DATA RECORDS –
******
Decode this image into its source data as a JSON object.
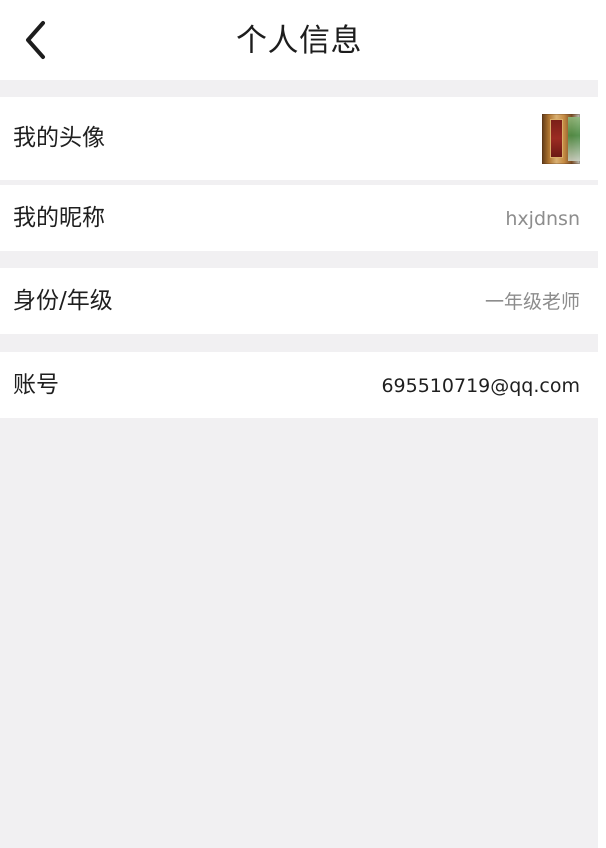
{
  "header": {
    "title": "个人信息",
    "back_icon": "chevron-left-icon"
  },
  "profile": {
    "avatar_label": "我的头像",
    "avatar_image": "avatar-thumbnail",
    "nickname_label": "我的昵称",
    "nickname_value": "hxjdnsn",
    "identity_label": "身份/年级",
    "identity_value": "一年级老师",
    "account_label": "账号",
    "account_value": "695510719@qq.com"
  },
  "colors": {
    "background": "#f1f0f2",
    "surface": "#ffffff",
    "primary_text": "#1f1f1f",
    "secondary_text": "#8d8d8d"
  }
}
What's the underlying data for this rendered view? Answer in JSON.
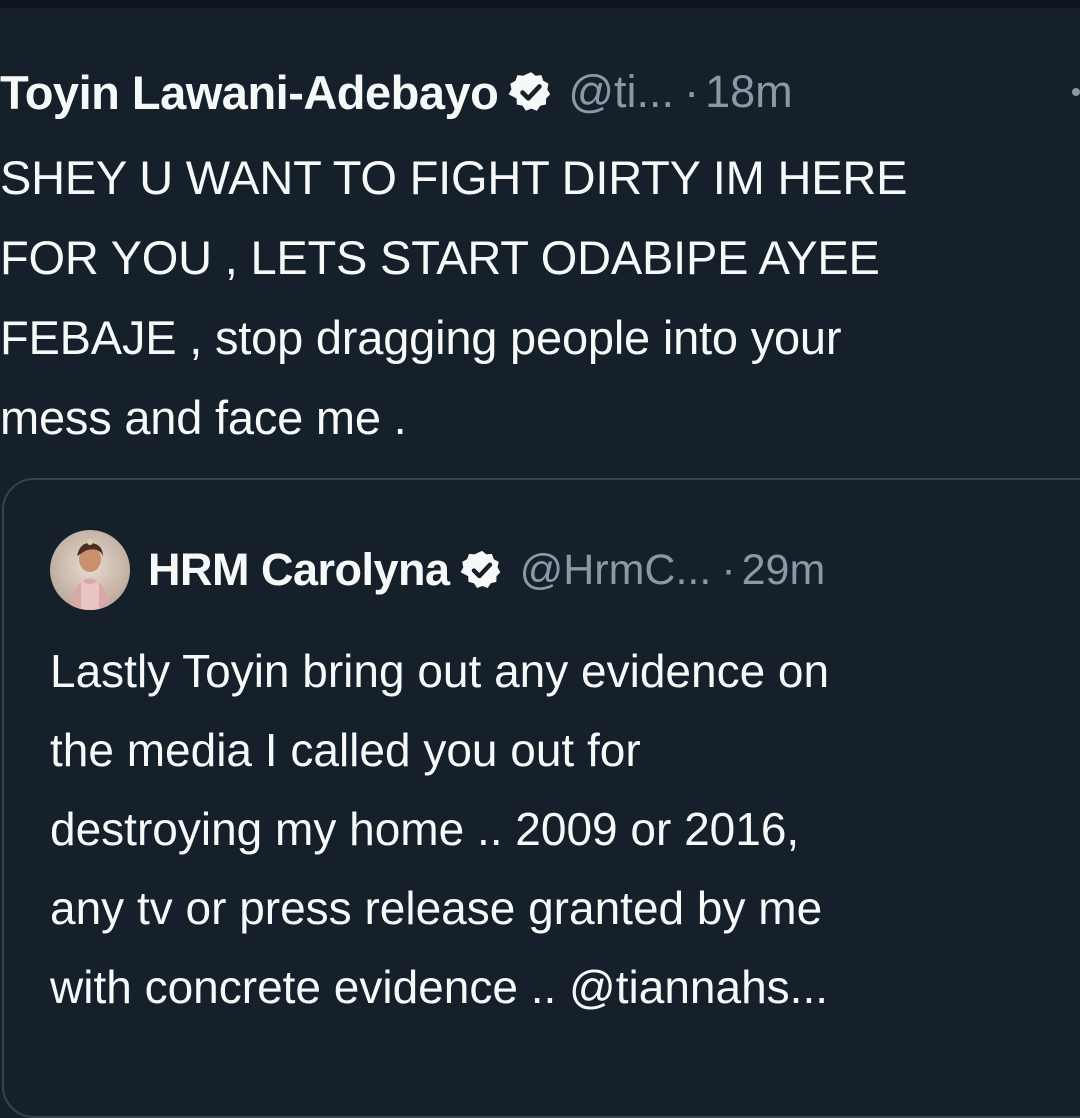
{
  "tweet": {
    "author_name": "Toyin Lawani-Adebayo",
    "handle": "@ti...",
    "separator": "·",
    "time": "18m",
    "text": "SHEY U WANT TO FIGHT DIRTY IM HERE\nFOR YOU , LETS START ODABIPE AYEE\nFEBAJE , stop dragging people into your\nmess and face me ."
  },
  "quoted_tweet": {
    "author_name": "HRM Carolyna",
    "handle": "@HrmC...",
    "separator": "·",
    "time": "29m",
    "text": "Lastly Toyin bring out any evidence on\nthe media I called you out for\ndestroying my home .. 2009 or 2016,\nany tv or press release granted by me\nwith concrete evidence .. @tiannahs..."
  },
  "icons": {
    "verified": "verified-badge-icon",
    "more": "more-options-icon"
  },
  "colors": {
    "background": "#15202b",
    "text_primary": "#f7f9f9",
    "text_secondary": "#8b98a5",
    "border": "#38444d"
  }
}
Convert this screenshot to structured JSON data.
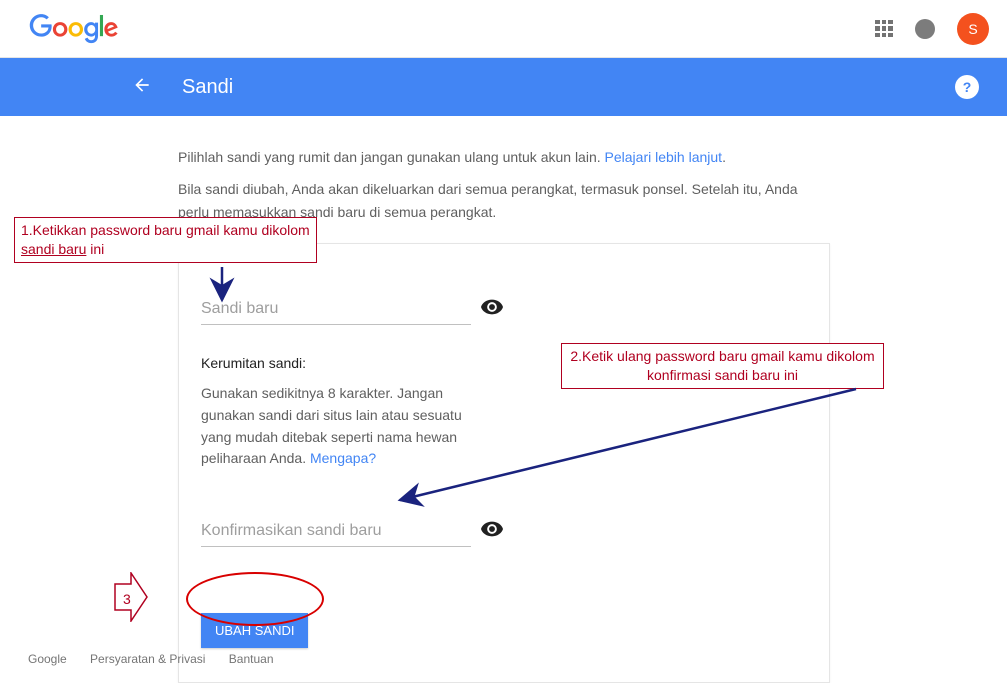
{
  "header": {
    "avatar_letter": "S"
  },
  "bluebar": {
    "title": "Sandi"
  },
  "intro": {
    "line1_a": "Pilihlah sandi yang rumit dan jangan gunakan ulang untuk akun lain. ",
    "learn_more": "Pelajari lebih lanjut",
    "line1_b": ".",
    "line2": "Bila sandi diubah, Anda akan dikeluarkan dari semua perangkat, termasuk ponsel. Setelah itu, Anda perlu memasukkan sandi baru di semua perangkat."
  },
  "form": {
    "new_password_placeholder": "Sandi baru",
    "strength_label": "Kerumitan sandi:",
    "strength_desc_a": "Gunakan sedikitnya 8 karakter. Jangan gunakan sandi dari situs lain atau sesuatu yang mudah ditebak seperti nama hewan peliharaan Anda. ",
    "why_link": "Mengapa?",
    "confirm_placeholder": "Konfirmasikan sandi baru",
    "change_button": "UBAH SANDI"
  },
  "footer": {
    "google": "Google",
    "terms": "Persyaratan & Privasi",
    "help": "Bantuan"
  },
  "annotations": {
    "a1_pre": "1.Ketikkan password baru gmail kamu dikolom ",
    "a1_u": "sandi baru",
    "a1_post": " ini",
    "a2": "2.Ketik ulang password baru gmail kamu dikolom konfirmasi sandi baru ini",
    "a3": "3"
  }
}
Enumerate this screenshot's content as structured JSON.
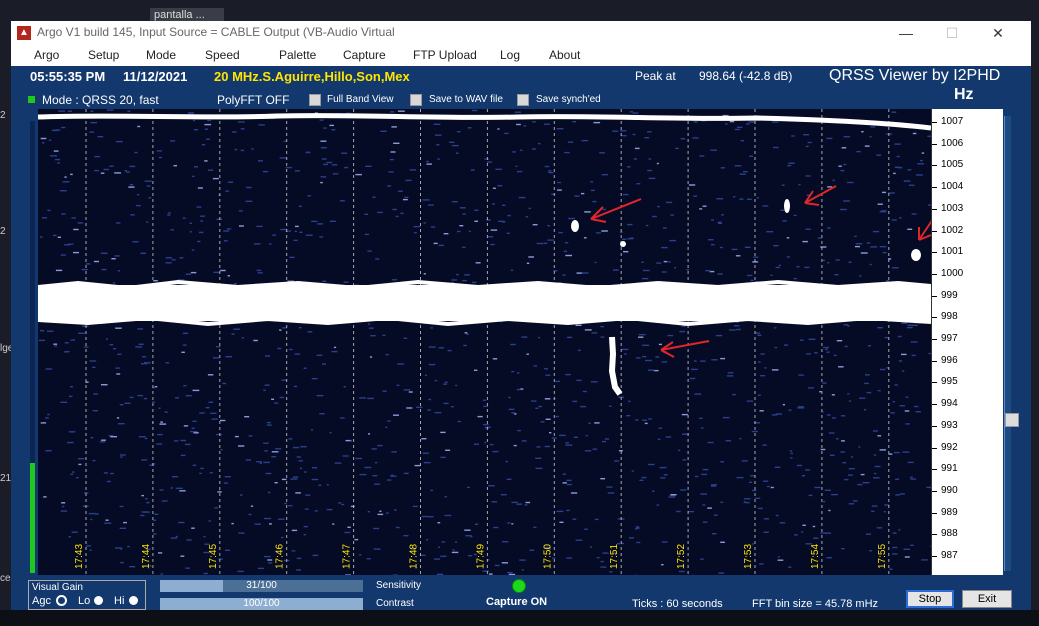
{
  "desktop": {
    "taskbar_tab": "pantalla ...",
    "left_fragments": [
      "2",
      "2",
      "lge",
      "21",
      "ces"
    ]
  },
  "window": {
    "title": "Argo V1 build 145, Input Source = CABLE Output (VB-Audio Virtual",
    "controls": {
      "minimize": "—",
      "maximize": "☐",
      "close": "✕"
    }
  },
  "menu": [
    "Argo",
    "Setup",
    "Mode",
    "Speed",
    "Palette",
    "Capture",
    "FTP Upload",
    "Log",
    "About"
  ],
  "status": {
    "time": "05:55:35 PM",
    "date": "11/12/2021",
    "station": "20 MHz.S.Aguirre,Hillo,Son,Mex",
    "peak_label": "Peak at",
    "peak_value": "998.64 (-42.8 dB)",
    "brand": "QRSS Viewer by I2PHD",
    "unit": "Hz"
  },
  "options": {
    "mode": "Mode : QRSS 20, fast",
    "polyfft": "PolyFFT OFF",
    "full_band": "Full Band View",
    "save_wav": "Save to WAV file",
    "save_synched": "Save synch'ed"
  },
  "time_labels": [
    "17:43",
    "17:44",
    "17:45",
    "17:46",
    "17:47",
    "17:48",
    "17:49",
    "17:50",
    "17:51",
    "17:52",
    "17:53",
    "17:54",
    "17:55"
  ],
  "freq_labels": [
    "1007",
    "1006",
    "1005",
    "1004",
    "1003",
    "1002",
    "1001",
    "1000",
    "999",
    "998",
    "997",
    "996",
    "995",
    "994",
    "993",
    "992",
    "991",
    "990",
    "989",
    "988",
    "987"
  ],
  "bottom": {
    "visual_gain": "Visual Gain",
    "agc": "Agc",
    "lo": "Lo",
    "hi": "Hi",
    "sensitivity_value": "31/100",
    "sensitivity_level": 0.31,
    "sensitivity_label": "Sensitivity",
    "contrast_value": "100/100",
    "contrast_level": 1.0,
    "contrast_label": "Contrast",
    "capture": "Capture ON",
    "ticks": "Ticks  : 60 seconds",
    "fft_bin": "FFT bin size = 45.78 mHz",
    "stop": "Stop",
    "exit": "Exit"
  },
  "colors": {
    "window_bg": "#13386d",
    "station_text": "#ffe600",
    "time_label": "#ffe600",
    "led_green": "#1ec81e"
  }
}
******
DIRECTIONS –
Can the entries above be repeated exactly, without their pictures?

SOLUTION TO THIS EXERCISE –
Decode this image into its source data as a JSON object.
{
  "header": {
    "title": "个人信息",
    "back_icon": "chevron-left-icon"
  },
  "profile": {
    "avatar_label": "我的头像",
    "avatar_image": "avatar-thumbnail",
    "nickname_label": "我的昵称",
    "nickname_value": "hxjdnsn",
    "identity_label": "身份/年级",
    "identity_value": "一年级老师",
    "account_label": "账号",
    "account_value": "695510719@qq.com"
  },
  "colors": {
    "background": "#f1f0f2",
    "surface": "#ffffff",
    "primary_text": "#1f1f1f",
    "secondary_text": "#8d8d8d"
  }
}
What's the underlying data for this rendered view? Answer in JSON.
{
  "tweet": {
    "author_name": "Toyin Lawani-Adebayo",
    "handle": "@ti...",
    "separator": "·",
    "time": "18m",
    "text": "SHEY U WANT TO FIGHT DIRTY IM HERE\nFOR YOU , LETS START ODABIPE AYEE\nFEBAJE , stop dragging people into your\nmess and face me ."
  },
  "quoted_tweet": {
    "author_name": "HRM Carolyna",
    "handle": "@HrmC...",
    "separator": "·",
    "time": "29m",
    "text": "Lastly Toyin bring out any evidence on\nthe media I called you out for\ndestroying my home .. 2009 or 2016,\nany tv or press release granted by me\nwith concrete evidence .. @tiannahs..."
  },
  "icons": {
    "verified": "verified-badge-icon",
    "more": "more-options-icon"
  },
  "colors": {
    "background": "#15202b",
    "text_primary": "#f7f9f9",
    "text_secondary": "#8b98a5",
    "border": "#38444d"
  }
}
Convert this screenshot to structured JSON data.
{
  "header": {
    "avatar_letter": "S"
  },
  "bluebar": {
    "title": "Sandi"
  },
  "intro": {
    "line1_a": "Pilihlah sandi yang rumit dan jangan gunakan ulang untuk akun lain. ",
    "learn_more": "Pelajari lebih lanjut",
    "line1_b": ".",
    "line2": "Bila sandi diubah, Anda akan dikeluarkan dari semua perangkat, termasuk ponsel. Setelah itu, Anda perlu memasukkan sandi baru di semua perangkat."
  },
  "form": {
    "new_password_placeholder": "Sandi baru",
    "strength_label": "Kerumitan sandi:",
    "strength_desc_a": "Gunakan sedikitnya 8 karakter. Jangan gunakan sandi dari situs lain atau sesuatu yang mudah ditebak seperti nama hewan peliharaan Anda. ",
    "why_link": "Mengapa?",
    "confirm_placeholder": "Konfirmasikan sandi baru",
    "change_button": "UBAH SANDI"
  },
  "footer": {
    "google": "Google",
    "terms": "Persyaratan & Privasi",
    "help": "Bantuan"
  },
  "annotations": {
    "a1_pre": "1.Ketikkan password baru gmail kamu dikolom ",
    "a1_u": "sandi baru",
    "a1_post": " ini",
    "a2": "2.Ketik ulang password baru gmail kamu dikolom konfirmasi sandi baru ini",
    "a3": "3"
  }
}
Enumerate this screenshot's content as structured JSON.
{
  "desktop": {
    "taskbar_tab": "pantalla ...",
    "left_fragments": [
      "2",
      "2",
      "lge",
      "21",
      "ces"
    ]
  },
  "window": {
    "title": "Argo V1 build 145, Input Source = CABLE Output (VB-Audio Virtual",
    "controls": {
      "minimize": "—",
      "maximize": "☐",
      "close": "✕"
    }
  },
  "menu": [
    "Argo",
    "Setup",
    "Mode",
    "Speed",
    "Palette",
    "Capture",
    "FTP Upload",
    "Log",
    "About"
  ],
  "status": {
    "time": "05:55:35 PM",
    "date": "11/12/2021",
    "station": "20 MHz.S.Aguirre,Hillo,Son,Mex",
    "peak_label": "Peak at",
    "peak_value": "998.64 (-42.8 dB)",
    "brand": "QRSS Viewer by I2PHD",
    "unit": "Hz"
  },
  "options": {
    "mode": "Mode : QRSS 20, fast",
    "polyfft": "PolyFFT OFF",
    "full_band": "Full Band View",
    "save_wav": "Save to WAV file",
    "save_synched": "Save synch'ed"
  },
  "time_labels": [
    "17:43",
    "17:44",
    "17:45",
    "17:46",
    "17:47",
    "17:48",
    "17:49",
    "17:50",
    "17:51",
    "17:52",
    "17:53",
    "17:54",
    "17:55"
  ],
  "freq_labels": [
    "1007",
    "1006",
    "1005",
    "1004",
    "1003",
    "1002",
    "1001",
    "1000",
    "999",
    "998",
    "997",
    "996",
    "995",
    "994",
    "993",
    "992",
    "991",
    "990",
    "989",
    "988",
    "987"
  ],
  "bottom": {
    "visual_gain": "Visual Gain",
    "agc": "Agc",
    "lo": "Lo",
    "hi": "Hi",
    "sensitivity_value": "31/100",
    "sensitivity_level": 0.31,
    "sensitivity_label": "Sensitivity",
    "contrast_value": "100/100",
    "contrast_level": 1.0,
    "contrast_label": "Contrast",
    "capture": "Capture ON",
    "ticks": "Ticks  : 60 seconds",
    "fft_bin": "FFT bin size = 45.78 mHz",
    "stop": "Stop",
    "exit": "Exit"
  },
  "colors": {
    "window_bg": "#13386d",
    "station_text": "#ffe600",
    "time_label": "#ffe600",
    "led_green": "#1ec81e"
  }
}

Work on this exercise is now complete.